§ **The problem**
Output the data in full. Keep every word exact and exclude the pictures.

——————

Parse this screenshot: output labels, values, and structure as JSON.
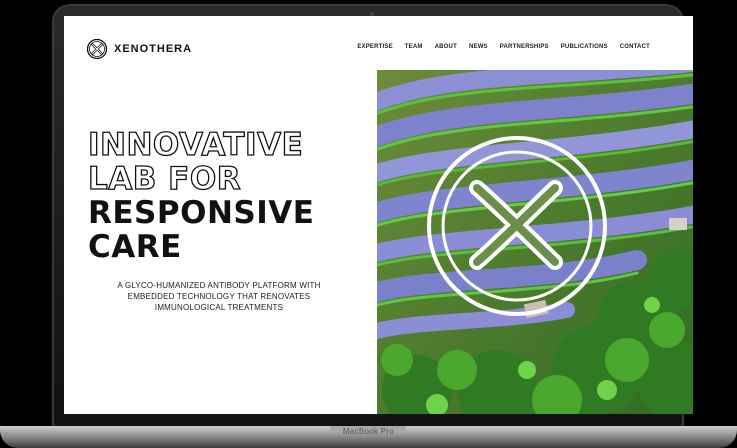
{
  "brand": {
    "name": "XENOTHERA"
  },
  "nav": {
    "items": [
      "EXPERTISE",
      "TEAM",
      "ABOUT",
      "NEWS",
      "PARTNERSHIPS",
      "PUBLICATIONS",
      "CONTACT"
    ]
  },
  "hero": {
    "headline_outline_1": "INNOVATIVE",
    "headline_outline_2": "LAB FOR",
    "headline_solid_1": "RESPONSIVE",
    "headline_solid_2": "CARE",
    "subtext_1": "A GLYCO-HUMANIZED ANTIBODY PLATFORM WITH",
    "subtext_2": "EMBEDDED TECHNOLOGY THAT RENOVATES",
    "subtext_3": "IMMUNOLOGICAL TREATMENTS"
  },
  "device": {
    "label": "MacBook Pro"
  },
  "colors": {
    "accent": "#111111",
    "terrace_water": "#8a8ad0",
    "terrace_green": "#4caf3a"
  }
}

——————

§ **Solution for this problem**
Parse this screenshot: output labels, values, and structure as JSON.
{
  "brand": {
    "name": "XENOTHERA"
  },
  "nav": {
    "items": [
      "EXPERTISE",
      "TEAM",
      "ABOUT",
      "NEWS",
      "PARTNERSHIPS",
      "PUBLICATIONS",
      "CONTACT"
    ]
  },
  "hero": {
    "headline_outline_1": "INNOVATIVE",
    "headline_outline_2": "LAB FOR",
    "headline_solid_1": "RESPONSIVE",
    "headline_solid_2": "CARE",
    "subtext_1": "A GLYCO-HUMANIZED ANTIBODY PLATFORM WITH",
    "subtext_2": "EMBEDDED TECHNOLOGY THAT RENOVATES",
    "subtext_3": "IMMUNOLOGICAL TREATMENTS"
  },
  "device": {
    "label": "MacBook Pro"
  },
  "colors": {
    "accent": "#111111",
    "terrace_water": "#8a8ad0",
    "terrace_green": "#4caf3a"
  }
}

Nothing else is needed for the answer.